— start SUPPLIED RECORDS —
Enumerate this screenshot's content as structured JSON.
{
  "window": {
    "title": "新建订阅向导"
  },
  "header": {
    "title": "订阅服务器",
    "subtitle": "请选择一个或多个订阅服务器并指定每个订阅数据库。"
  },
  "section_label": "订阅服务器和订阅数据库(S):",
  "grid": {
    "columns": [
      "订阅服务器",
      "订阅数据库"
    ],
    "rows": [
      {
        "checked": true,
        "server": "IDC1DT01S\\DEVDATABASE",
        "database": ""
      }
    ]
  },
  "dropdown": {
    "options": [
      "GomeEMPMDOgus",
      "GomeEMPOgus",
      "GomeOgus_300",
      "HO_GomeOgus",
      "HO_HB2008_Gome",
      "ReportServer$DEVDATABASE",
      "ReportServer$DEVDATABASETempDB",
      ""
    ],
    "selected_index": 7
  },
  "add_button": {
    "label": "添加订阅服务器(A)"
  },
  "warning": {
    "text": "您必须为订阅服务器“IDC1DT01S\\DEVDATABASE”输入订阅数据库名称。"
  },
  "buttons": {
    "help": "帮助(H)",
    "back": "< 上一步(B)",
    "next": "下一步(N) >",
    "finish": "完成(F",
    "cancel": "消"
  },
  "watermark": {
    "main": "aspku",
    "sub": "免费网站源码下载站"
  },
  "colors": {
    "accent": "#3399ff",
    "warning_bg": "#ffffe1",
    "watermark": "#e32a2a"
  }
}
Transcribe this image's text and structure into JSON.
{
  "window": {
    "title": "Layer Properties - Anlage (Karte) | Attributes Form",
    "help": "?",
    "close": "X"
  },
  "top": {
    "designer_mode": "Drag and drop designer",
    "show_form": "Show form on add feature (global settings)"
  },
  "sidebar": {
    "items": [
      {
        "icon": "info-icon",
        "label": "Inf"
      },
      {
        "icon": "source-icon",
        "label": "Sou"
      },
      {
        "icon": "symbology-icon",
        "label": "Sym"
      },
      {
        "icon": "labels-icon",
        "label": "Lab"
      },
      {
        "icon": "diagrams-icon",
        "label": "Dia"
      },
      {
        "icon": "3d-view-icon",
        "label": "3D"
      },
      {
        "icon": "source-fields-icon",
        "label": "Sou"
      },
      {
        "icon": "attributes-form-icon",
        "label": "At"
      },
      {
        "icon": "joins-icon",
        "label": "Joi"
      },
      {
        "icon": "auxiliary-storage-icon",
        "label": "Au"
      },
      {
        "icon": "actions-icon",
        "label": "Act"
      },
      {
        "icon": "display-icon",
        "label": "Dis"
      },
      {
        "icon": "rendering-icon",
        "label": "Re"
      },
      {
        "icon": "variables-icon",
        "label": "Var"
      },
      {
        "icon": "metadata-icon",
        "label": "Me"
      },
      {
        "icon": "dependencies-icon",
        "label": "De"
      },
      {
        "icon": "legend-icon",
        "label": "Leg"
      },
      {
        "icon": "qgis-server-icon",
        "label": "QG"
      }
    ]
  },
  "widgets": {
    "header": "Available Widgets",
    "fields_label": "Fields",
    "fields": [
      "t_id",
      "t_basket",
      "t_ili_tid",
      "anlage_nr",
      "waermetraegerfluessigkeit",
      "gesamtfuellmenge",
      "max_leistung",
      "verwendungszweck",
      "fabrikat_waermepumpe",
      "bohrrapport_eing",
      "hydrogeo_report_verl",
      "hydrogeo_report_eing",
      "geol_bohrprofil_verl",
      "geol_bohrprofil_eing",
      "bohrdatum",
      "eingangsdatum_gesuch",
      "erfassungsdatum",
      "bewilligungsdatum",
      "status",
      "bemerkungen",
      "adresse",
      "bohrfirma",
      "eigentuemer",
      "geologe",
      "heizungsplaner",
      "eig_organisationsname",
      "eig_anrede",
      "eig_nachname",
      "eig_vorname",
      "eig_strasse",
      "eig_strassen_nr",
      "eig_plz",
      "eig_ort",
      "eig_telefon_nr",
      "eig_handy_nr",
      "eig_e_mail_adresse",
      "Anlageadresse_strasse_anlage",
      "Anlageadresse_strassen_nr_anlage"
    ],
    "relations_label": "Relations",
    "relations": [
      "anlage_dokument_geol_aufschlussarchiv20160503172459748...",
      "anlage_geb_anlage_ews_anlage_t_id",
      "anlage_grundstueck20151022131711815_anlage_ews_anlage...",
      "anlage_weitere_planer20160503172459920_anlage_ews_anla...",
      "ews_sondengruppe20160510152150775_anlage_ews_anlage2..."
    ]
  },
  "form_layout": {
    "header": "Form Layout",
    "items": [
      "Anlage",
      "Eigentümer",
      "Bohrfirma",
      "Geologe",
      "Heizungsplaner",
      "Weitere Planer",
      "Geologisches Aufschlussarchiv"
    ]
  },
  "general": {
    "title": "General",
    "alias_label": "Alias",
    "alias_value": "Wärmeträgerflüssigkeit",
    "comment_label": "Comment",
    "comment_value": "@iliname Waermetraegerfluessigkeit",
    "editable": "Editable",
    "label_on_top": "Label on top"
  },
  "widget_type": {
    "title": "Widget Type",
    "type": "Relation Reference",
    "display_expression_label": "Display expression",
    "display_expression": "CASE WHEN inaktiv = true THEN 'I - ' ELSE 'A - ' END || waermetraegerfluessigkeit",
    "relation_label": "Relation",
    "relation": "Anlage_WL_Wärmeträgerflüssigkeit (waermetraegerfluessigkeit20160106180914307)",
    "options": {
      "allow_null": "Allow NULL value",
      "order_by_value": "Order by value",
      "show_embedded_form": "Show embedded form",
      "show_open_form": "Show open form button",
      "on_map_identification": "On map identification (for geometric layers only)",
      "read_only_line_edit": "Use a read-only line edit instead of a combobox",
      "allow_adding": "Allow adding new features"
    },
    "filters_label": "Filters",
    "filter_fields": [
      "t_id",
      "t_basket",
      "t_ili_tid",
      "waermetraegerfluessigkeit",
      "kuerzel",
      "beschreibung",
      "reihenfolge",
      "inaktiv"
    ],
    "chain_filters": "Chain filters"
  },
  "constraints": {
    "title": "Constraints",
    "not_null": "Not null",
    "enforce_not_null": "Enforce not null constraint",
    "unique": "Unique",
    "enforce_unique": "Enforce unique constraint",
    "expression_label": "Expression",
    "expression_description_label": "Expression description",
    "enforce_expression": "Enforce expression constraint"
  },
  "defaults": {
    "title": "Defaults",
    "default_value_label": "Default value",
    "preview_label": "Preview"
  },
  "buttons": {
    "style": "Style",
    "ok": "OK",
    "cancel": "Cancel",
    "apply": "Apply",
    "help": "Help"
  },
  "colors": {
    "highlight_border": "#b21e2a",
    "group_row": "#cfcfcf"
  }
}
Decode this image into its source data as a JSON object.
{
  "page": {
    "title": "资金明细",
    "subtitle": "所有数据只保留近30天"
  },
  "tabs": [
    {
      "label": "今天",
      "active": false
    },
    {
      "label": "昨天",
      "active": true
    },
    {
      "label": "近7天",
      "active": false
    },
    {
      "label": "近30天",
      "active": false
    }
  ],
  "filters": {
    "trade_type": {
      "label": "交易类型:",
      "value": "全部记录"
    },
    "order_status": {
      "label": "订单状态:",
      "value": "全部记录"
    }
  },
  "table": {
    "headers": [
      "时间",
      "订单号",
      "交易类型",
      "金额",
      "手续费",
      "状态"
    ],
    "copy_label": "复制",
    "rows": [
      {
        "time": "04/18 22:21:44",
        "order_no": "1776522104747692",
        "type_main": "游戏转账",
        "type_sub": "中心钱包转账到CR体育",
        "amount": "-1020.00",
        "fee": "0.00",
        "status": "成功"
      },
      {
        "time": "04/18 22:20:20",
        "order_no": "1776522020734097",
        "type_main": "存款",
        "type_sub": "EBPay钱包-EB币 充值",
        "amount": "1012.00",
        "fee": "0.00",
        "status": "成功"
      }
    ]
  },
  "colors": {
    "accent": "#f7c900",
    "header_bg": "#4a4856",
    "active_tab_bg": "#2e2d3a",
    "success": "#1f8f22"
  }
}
— end SUPPLIED RECORDS —
YOUR GOAL: Only the number is wanted: how many lines in the data include the string "image"?

FINISHED ANSWER: 2